MATERIAL FOR THIS TASK:

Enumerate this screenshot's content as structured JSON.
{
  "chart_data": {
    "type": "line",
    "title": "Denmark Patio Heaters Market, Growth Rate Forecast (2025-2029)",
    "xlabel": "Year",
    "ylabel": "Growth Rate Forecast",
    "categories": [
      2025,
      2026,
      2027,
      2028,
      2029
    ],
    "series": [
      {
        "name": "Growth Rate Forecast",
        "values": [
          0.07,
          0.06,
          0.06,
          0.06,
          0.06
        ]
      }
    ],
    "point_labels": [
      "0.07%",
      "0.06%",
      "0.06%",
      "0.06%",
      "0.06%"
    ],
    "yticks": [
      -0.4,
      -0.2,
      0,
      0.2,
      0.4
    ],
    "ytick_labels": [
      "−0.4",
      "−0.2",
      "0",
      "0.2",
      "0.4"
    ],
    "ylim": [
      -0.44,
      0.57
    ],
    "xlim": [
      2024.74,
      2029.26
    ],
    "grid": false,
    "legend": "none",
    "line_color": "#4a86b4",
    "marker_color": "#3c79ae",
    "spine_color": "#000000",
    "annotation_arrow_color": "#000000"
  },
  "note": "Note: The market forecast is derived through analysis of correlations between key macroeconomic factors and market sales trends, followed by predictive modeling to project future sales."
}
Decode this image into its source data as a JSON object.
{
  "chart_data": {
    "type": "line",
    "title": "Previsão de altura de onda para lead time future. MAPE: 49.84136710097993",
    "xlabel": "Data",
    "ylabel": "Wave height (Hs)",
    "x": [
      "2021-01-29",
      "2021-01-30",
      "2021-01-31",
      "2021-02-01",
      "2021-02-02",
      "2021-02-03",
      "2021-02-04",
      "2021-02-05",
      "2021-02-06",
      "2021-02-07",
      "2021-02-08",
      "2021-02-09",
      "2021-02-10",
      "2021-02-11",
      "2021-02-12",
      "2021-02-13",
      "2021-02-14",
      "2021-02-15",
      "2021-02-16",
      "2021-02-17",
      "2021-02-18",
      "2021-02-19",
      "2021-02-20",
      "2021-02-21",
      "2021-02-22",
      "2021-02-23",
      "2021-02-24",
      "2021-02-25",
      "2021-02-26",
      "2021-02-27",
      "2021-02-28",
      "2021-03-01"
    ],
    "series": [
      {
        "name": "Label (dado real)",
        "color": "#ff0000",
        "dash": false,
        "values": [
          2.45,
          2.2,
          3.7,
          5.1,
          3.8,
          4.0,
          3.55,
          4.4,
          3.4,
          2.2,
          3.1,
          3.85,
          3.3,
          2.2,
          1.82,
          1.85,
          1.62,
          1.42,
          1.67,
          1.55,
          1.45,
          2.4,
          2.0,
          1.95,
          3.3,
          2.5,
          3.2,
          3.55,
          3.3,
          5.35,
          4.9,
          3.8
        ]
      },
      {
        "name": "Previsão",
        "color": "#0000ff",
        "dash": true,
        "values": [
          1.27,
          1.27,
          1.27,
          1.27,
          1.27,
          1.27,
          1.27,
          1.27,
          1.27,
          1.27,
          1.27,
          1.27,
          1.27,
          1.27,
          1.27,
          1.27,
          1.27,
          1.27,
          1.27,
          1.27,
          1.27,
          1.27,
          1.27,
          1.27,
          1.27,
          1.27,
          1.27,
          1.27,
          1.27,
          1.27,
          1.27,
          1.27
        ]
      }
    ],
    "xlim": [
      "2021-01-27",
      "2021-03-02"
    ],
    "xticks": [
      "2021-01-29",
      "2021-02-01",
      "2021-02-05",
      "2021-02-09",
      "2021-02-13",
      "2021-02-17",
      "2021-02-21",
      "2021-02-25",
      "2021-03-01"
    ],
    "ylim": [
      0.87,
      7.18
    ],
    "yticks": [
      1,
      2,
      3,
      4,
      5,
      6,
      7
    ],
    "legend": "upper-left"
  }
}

EXERCISE AIM: Repeat the material from above exactly, word for word.

SOLUTION TO THE EXERCISE:
Enumerate this screenshot's content as structured JSON.
{
  "chart_data": {
    "type": "line",
    "title": "Denmark Patio Heaters Market, Growth Rate Forecast (2025-2029)",
    "xlabel": "Year",
    "ylabel": "Growth Rate Forecast",
    "categories": [
      2025,
      2026,
      2027,
      2028,
      2029
    ],
    "series": [
      {
        "name": "Growth Rate Forecast",
        "values": [
          0.07,
          0.06,
          0.06,
          0.06,
          0.06
        ]
      }
    ],
    "point_labels": [
      "0.07%",
      "0.06%",
      "0.06%",
      "0.06%",
      "0.06%"
    ],
    "yticks": [
      -0.4,
      -0.2,
      0,
      0.2,
      0.4
    ],
    "ytick_labels": [
      "−0.4",
      "−0.2",
      "0",
      "0.2",
      "0.4"
    ],
    "ylim": [
      -0.44,
      0.57
    ],
    "xlim": [
      2024.74,
      2029.26
    ],
    "grid": false,
    "legend": "none",
    "line_color": "#4a86b4",
    "marker_color": "#3c79ae",
    "spine_color": "#000000",
    "annotation_arrow_color": "#000000"
  },
  "note": "Note: The market forecast is derived through analysis of correlations between key macroeconomic factors and market sales trends, followed by predictive modeling to project future sales."
}
Decode this image into its source data as a JSON object.
{
  "chart_data": {
    "type": "line",
    "title": "Previsão de altura de onda para lead time future. MAPE: 49.84136710097993",
    "xlabel": "Data",
    "ylabel": "Wave height (Hs)",
    "x": [
      "2021-01-29",
      "2021-01-30",
      "2021-01-31",
      "2021-02-01",
      "2021-02-02",
      "2021-02-03",
      "2021-02-04",
      "2021-02-05",
      "2021-02-06",
      "2021-02-07",
      "2021-02-08",
      "2021-02-09",
      "2021-02-10",
      "2021-02-11",
      "2021-02-12",
      "2021-02-13",
      "2021-02-14",
      "2021-02-15",
      "2021-02-16",
      "2021-02-17",
      "2021-02-18",
      "2021-02-19",
      "2021-02-20",
      "2021-02-21",
      "2021-02-22",
      "2021-02-23",
      "2021-02-24",
      "2021-02-25",
      "2021-02-26",
      "2021-02-27",
      "2021-02-28",
      "2021-03-01"
    ],
    "series": [
      {
        "name": "Label (dado real)",
        "color": "#ff0000",
        "dash": false,
        "values": [
          2.45,
          2.2,
          3.7,
          5.1,
          3.8,
          4.0,
          3.55,
          4.4,
          3.4,
          2.2,
          3.1,
          3.85,
          3.3,
          2.2,
          1.82,
          1.85,
          1.62,
          1.42,
          1.67,
          1.55,
          1.45,
          2.4,
          2.0,
          1.95,
          3.3,
          2.5,
          3.2,
          3.55,
          3.3,
          5.35,
          4.9,
          3.8
        ]
      },
      {
        "name": "Previsão",
        "color": "#0000ff",
        "dash": true,
        "values": [
          1.27,
          1.27,
          1.27,
          1.27,
          1.27,
          1.27,
          1.27,
          1.27,
          1.27,
          1.27,
          1.27,
          1.27,
          1.27,
          1.27,
          1.27,
          1.27,
          1.27,
          1.27,
          1.27,
          1.27,
          1.27,
          1.27,
          1.27,
          1.27,
          1.27,
          1.27,
          1.27,
          1.27,
          1.27,
          1.27,
          1.27,
          1.27
        ]
      }
    ],
    "xlim": [
      "2021-01-27",
      "2021-03-02"
    ],
    "xticks": [
      "2021-01-29",
      "2021-02-01",
      "2021-02-05",
      "2021-02-09",
      "2021-02-13",
      "2021-02-17",
      "2021-02-21",
      "2021-02-25",
      "2021-03-01"
    ],
    "ylim": [
      0.87,
      7.18
    ],
    "yticks": [
      1,
      2,
      3,
      4,
      5,
      6,
      7
    ],
    "legend": "upper-left"
  }
}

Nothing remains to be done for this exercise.